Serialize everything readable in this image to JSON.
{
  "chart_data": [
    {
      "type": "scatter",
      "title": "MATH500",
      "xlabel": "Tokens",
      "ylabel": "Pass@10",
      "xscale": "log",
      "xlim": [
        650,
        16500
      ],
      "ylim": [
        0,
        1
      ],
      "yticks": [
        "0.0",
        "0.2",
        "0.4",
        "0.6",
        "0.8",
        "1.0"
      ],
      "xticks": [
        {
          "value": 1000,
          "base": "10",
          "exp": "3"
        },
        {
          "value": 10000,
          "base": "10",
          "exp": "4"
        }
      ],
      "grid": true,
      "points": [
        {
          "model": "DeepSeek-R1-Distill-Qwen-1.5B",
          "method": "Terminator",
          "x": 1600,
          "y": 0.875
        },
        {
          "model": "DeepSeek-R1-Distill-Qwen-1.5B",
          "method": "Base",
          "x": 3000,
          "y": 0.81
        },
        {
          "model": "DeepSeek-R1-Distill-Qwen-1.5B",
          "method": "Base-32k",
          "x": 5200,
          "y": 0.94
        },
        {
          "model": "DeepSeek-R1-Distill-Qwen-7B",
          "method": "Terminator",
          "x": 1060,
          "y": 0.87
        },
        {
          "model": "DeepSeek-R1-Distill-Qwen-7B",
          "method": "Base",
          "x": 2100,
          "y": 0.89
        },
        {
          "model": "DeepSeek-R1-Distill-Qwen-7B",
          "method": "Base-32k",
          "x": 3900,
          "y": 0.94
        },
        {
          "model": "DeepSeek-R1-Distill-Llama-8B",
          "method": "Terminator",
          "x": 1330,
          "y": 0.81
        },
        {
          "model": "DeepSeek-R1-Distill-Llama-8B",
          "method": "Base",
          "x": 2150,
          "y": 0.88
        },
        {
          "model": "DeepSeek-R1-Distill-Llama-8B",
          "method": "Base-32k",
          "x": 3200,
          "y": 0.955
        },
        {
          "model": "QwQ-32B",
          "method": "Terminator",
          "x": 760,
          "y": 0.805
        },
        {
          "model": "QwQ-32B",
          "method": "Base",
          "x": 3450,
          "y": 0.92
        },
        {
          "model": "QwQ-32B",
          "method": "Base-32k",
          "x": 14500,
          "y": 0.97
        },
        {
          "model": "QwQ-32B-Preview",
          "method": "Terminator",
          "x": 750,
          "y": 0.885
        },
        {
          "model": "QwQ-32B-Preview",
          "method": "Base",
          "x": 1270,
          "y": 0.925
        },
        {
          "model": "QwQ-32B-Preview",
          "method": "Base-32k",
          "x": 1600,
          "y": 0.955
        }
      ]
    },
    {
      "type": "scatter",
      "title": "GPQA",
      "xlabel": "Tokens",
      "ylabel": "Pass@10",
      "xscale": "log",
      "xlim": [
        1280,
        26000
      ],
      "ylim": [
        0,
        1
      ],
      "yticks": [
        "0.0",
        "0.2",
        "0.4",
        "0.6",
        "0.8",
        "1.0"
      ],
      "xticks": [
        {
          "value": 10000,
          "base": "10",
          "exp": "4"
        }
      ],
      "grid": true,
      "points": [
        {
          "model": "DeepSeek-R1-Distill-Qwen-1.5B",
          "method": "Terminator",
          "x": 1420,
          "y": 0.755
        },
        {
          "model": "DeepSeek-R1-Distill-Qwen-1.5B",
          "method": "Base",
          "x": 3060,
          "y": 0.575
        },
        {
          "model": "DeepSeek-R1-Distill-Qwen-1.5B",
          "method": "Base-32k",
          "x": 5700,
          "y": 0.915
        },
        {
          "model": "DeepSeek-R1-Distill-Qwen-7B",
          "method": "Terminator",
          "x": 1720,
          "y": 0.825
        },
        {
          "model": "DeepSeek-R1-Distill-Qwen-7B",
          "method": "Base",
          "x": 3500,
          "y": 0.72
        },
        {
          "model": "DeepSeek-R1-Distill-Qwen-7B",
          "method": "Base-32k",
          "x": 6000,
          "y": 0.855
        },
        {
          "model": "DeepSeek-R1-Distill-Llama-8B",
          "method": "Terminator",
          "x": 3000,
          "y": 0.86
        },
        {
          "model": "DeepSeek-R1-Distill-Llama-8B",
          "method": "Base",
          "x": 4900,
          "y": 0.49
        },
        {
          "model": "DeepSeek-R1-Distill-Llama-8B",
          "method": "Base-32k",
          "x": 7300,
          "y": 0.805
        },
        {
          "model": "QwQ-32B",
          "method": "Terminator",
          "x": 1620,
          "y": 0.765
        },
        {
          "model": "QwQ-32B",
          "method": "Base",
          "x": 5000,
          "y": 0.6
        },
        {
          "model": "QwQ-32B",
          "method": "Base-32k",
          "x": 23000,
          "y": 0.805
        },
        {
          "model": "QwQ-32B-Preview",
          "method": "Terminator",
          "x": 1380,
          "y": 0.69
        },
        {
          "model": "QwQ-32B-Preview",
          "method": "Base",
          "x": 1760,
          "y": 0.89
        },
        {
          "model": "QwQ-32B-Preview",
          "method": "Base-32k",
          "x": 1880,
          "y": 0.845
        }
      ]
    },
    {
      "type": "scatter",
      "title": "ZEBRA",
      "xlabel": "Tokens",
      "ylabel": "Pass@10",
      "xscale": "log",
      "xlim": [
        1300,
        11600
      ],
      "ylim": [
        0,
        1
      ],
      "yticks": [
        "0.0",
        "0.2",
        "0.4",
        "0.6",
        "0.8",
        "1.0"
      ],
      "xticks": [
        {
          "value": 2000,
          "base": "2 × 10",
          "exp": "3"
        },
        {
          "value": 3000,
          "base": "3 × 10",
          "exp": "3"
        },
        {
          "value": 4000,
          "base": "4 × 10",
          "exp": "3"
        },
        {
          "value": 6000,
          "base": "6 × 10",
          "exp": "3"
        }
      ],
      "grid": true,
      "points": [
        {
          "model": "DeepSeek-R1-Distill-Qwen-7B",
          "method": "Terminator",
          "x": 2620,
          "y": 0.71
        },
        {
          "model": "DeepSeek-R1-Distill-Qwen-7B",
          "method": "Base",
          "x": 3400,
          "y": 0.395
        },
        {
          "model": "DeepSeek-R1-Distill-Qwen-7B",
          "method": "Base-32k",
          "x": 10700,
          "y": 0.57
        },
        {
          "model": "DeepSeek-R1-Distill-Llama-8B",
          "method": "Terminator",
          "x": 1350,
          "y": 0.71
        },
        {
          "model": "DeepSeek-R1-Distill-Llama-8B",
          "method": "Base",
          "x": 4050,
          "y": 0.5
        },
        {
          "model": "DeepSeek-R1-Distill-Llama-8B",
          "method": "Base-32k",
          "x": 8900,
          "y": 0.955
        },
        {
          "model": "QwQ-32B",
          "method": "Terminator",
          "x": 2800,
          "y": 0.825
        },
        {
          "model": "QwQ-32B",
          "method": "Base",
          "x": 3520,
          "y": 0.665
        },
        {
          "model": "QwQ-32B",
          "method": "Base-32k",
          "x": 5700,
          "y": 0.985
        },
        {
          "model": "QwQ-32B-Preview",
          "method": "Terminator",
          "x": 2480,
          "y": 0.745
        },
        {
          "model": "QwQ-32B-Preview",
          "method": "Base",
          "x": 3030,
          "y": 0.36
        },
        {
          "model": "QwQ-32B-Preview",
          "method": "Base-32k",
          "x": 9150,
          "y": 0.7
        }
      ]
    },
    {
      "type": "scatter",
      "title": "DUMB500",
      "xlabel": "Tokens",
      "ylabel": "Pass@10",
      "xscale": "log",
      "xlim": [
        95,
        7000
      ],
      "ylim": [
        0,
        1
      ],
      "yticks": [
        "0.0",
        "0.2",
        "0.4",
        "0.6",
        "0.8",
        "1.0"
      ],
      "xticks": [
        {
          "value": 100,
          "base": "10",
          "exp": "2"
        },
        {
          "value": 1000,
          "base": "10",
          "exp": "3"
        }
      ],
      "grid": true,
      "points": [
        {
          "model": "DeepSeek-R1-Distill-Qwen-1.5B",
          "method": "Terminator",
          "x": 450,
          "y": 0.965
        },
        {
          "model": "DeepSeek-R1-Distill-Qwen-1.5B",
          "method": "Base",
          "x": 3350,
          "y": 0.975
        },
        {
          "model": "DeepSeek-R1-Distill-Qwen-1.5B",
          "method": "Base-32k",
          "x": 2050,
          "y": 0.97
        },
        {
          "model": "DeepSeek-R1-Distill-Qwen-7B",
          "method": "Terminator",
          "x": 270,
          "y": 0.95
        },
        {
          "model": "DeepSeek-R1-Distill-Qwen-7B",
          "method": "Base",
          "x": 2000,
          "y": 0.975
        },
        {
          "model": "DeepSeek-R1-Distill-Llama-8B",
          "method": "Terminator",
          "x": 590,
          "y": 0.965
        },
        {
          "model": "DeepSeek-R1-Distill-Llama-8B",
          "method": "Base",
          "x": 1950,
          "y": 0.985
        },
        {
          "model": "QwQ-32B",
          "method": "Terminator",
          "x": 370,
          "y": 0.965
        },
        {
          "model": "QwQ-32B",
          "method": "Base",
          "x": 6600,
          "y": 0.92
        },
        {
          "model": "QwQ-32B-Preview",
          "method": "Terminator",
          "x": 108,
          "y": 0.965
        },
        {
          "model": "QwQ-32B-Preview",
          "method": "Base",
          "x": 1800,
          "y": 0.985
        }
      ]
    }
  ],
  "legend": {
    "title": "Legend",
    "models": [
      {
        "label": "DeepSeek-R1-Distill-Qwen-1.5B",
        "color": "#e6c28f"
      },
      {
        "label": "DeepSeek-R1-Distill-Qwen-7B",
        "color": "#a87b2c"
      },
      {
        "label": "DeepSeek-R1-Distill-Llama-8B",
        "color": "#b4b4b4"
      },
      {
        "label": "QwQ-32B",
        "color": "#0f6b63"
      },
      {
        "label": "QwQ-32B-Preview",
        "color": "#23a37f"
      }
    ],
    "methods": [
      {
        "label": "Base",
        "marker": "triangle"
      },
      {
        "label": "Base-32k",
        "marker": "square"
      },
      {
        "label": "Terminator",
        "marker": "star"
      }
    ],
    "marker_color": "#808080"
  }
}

------------

▶ Problem requirements: Show every line in the records above that contains the word "value".

▶ Full response:
          "value": 1000,
          "value": 10000,
          "value": 10000,
          "value": 2000,
          "value": 3000,
          "value": 4000,
          "value": 6000,
          "value": 100,
          "value": 1000,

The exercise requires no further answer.